═══ EXTRACTED RECORDS ═══
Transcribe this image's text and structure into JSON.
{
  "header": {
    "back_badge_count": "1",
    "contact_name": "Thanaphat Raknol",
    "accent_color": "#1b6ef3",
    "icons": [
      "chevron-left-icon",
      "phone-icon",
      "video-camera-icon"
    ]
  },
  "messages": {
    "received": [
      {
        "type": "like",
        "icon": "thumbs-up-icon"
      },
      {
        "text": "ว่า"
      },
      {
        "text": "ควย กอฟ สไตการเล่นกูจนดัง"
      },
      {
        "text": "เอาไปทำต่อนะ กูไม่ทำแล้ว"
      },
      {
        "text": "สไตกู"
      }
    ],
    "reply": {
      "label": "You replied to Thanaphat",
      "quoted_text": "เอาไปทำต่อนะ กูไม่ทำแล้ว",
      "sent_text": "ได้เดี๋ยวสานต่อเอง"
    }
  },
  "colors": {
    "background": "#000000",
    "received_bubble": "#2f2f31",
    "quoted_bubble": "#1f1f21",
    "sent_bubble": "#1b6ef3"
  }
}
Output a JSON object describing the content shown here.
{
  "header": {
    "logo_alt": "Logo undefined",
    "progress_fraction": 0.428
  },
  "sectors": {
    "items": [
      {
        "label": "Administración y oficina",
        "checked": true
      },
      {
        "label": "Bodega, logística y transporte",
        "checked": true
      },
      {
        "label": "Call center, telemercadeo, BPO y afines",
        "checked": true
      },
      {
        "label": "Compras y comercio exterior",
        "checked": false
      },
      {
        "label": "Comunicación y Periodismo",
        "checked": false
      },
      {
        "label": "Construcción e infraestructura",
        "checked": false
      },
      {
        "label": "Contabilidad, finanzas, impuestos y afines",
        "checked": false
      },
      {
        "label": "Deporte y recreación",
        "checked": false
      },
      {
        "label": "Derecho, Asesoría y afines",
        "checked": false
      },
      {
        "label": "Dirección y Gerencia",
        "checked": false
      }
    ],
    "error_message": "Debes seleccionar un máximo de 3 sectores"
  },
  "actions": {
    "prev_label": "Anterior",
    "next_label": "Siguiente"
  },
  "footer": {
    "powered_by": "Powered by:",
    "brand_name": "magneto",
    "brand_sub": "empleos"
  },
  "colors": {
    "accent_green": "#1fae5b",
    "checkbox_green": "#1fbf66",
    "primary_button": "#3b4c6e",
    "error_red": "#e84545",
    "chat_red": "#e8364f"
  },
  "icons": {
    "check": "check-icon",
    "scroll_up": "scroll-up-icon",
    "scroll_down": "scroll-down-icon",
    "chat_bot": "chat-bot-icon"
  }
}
═══
| EXERCISE TASK |
Every line in the data that holds "afines" should be copied out.

| RESPONSE |
        "label": "Call center, telemercadeo, BPO y afines",
        "label": "Contabilidad, finanzas, impuestos y afines",
        "label": "Derecho, Asesoría y afines",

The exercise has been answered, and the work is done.